THE TASK:
Look through the data below and say how many of its lines contain "title", adding nothing else.

▼

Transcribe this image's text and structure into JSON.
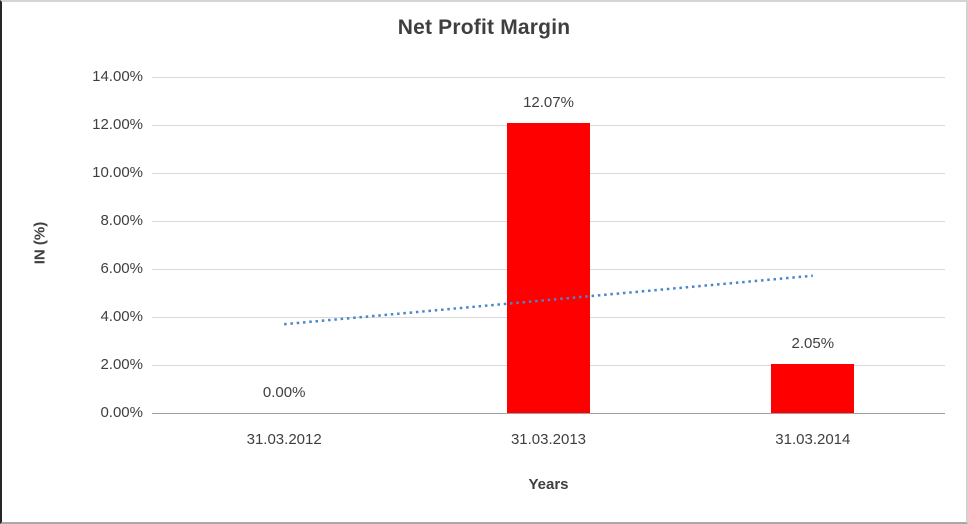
{
  "chart_data": {
    "type": "bar",
    "title": "Net Profit Margin",
    "xlabel": "Years",
    "ylabel": "IN (%)",
    "categories": [
      "31.03.2012",
      "31.03.2013",
      "31.03.2014"
    ],
    "series": [
      {
        "name": "Net Profit Margin",
        "values": [
          0.0,
          12.07,
          2.05
        ],
        "data_labels": [
          "0.00%",
          "12.07%",
          "2.05%"
        ],
        "color": "#ff0000"
      }
    ],
    "y_ticks": [
      {
        "value": 0,
        "label": "0.00%"
      },
      {
        "value": 2,
        "label": "2.00%"
      },
      {
        "value": 4,
        "label": "4.00%"
      },
      {
        "value": 6,
        "label": "6.00%"
      },
      {
        "value": 8,
        "label": "8.00%"
      },
      {
        "value": 10,
        "label": "10.00%"
      },
      {
        "value": 12,
        "label": "12.00%"
      },
      {
        "value": 14,
        "label": "14.00%"
      }
    ],
    "ylim": [
      0,
      14
    ],
    "grid": true,
    "legend": "none",
    "trendline": {
      "type": "linear",
      "style": "dotted",
      "color": "#4a86c8",
      "start_value": 3.7,
      "end_value": 5.72
    },
    "colors": {
      "bar": "#ff0000",
      "gridline": "#d9d9d9",
      "axis_line": "#9e9e9e",
      "text": "#3f3f3f"
    }
  }
}
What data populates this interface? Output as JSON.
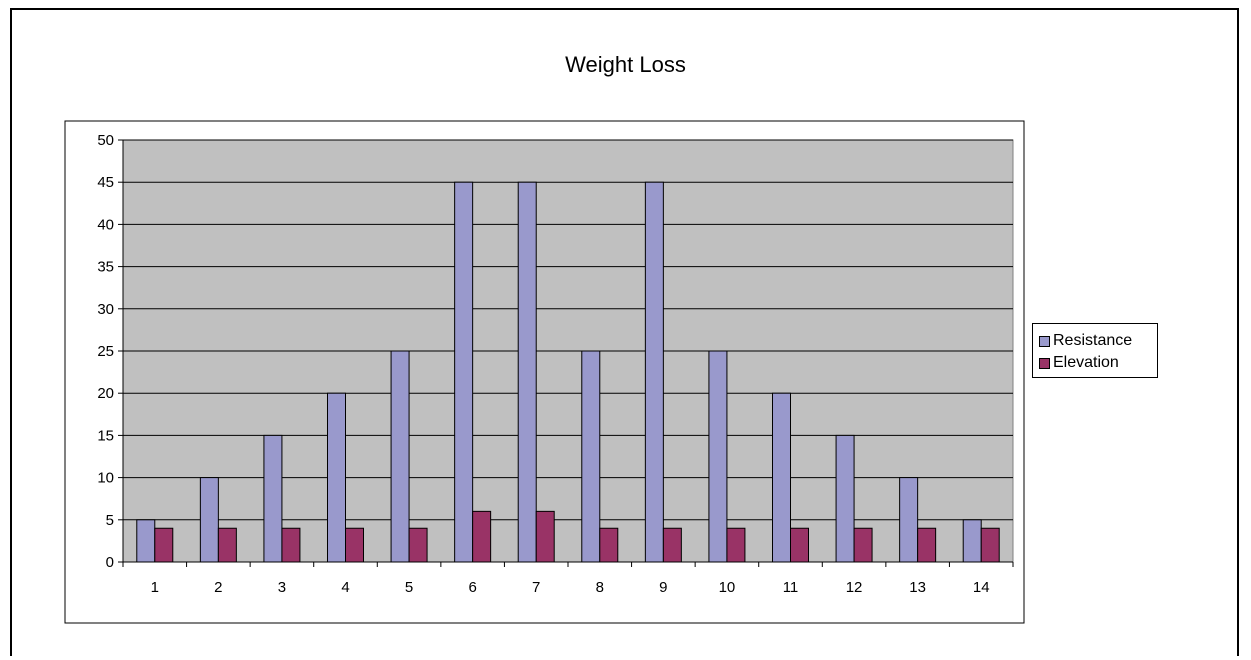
{
  "chart_data": {
    "type": "bar",
    "title": "Weight Loss",
    "categories": [
      "1",
      "2",
      "3",
      "4",
      "5",
      "6",
      "7",
      "8",
      "9",
      "10",
      "11",
      "12",
      "13",
      "14"
    ],
    "series": [
      {
        "name": "Resistance",
        "color": "#9999cc",
        "values": [
          5,
          10,
          15,
          20,
          25,
          45,
          45,
          25,
          45,
          25,
          20,
          15,
          10,
          5
        ]
      },
      {
        "name": "Elevation",
        "color": "#993366",
        "values": [
          4,
          4,
          4,
          4,
          4,
          6,
          6,
          4,
          4,
          4,
          4,
          4,
          4,
          4
        ]
      }
    ],
    "xlabel": "",
    "ylabel": "",
    "ylim": [
      0,
      50
    ],
    "yticks": [
      "0",
      "5",
      "10",
      "15",
      "20",
      "25",
      "30",
      "35",
      "40",
      "45",
      "50"
    ],
    "grid": true,
    "plot_background": "#c0c0c0",
    "legend_position": "right"
  }
}
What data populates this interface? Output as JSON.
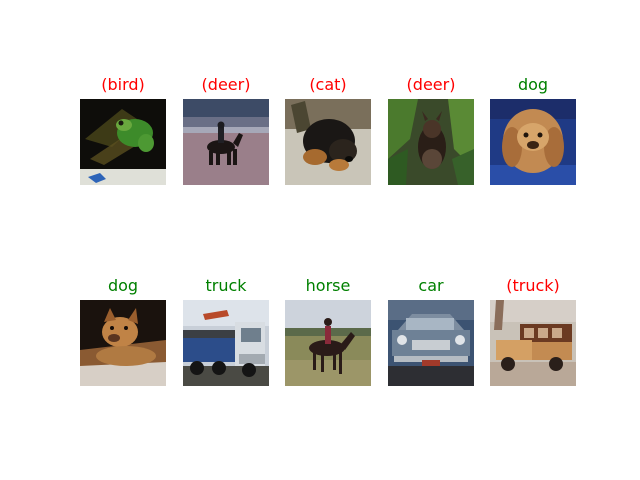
{
  "colors": {
    "correct": "#008000",
    "incorrect": "#ff0000"
  },
  "rows": [
    [
      {
        "label": "(bird)",
        "correct": false
      },
      {
        "label": "(deer)",
        "correct": false
      },
      {
        "label": "(cat)",
        "correct": false
      },
      {
        "label": "(deer)",
        "correct": false
      },
      {
        "label": "dog",
        "correct": true
      }
    ],
    [
      {
        "label": "dog",
        "correct": true
      },
      {
        "label": "truck",
        "correct": true
      },
      {
        "label": "horse",
        "correct": true
      },
      {
        "label": "car",
        "correct": true
      },
      {
        "label": "(truck)",
        "correct": false
      }
    ]
  ],
  "icons": [
    "frog-photo-icon",
    "rider-photo-icon",
    "dog-photo-icon",
    "dog-in-plants-photo-icon",
    "pekingese-photo-icon",
    "dog-lying-photo-icon",
    "truck-photo-icon",
    "horse-photo-icon",
    "car-photo-icon",
    "vintage-truck-photo-icon"
  ]
}
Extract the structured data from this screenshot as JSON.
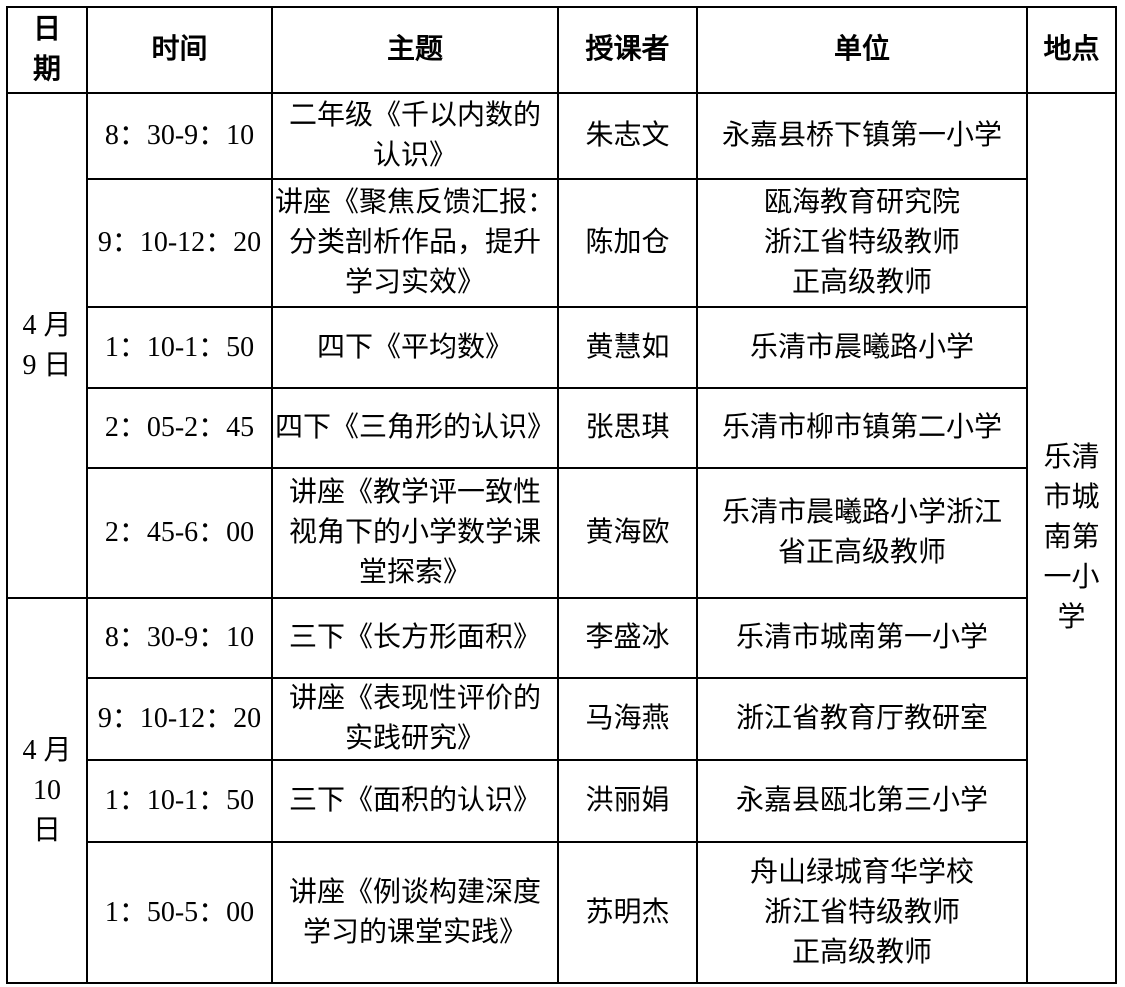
{
  "table": {
    "headers": {
      "date": "日\n期",
      "time": "时间",
      "topic": "主题",
      "lecturer": "授课者",
      "unit": "单位",
      "location": "地点"
    },
    "dates": [
      {
        "label": "4 月\n9 日"
      },
      {
        "label": "4 月\n10\n日"
      }
    ],
    "location": "乐清\n市城\n南第\n一小\n学",
    "rows": [
      {
        "time": "8：30-9：10",
        "topic": "二年级《千以内数的\n认识》",
        "lecturer": "朱志文",
        "unit": "永嘉县桥下镇第一小学"
      },
      {
        "time": "9：10-12：20",
        "topic": "讲座《聚焦反馈汇报：\n分类剖析作品，提升\n学习实效》",
        "lecturer": "陈加仓",
        "unit": "瓯海教育研究院\n浙江省特级教师\n正高级教师"
      },
      {
        "time": "1：10-1：50",
        "topic": "四下《平均数》",
        "lecturer": "黄慧如",
        "unit": "乐清市晨曦路小学"
      },
      {
        "time": "2：05-2：45",
        "topic": "四下《三角形的认识》",
        "lecturer": "张思琪",
        "unit": "乐清市柳市镇第二小学"
      },
      {
        "time": "2：45-6：00",
        "topic": "讲座《教学评一致性\n视角下的小学数学课\n堂探索》",
        "lecturer": "黄海欧",
        "unit": "乐清市晨曦路小学浙江\n省正高级教师"
      },
      {
        "time": "8：30-9：10",
        "topic": "三下《长方形面积》",
        "lecturer": "李盛冰",
        "unit": "乐清市城南第一小学"
      },
      {
        "time": "9：10-12：20",
        "topic": "讲座《表现性评价的\n实践研究》",
        "lecturer": "马海燕",
        "unit": "浙江省教育厅教研室"
      },
      {
        "time": "1：10-1：50",
        "topic": "三下《面积的认识》",
        "lecturer": "洪丽娟",
        "unit": "永嘉县瓯北第三小学"
      },
      {
        "time": "1：50-5：00",
        "topic": "讲座《例谈构建深度\n学习的课堂实践》",
        "lecturer": "苏明杰",
        "unit": "舟山绿城育华学校\n浙江省特级教师\n正高级教师"
      }
    ]
  }
}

▲

TASK RESULT:
2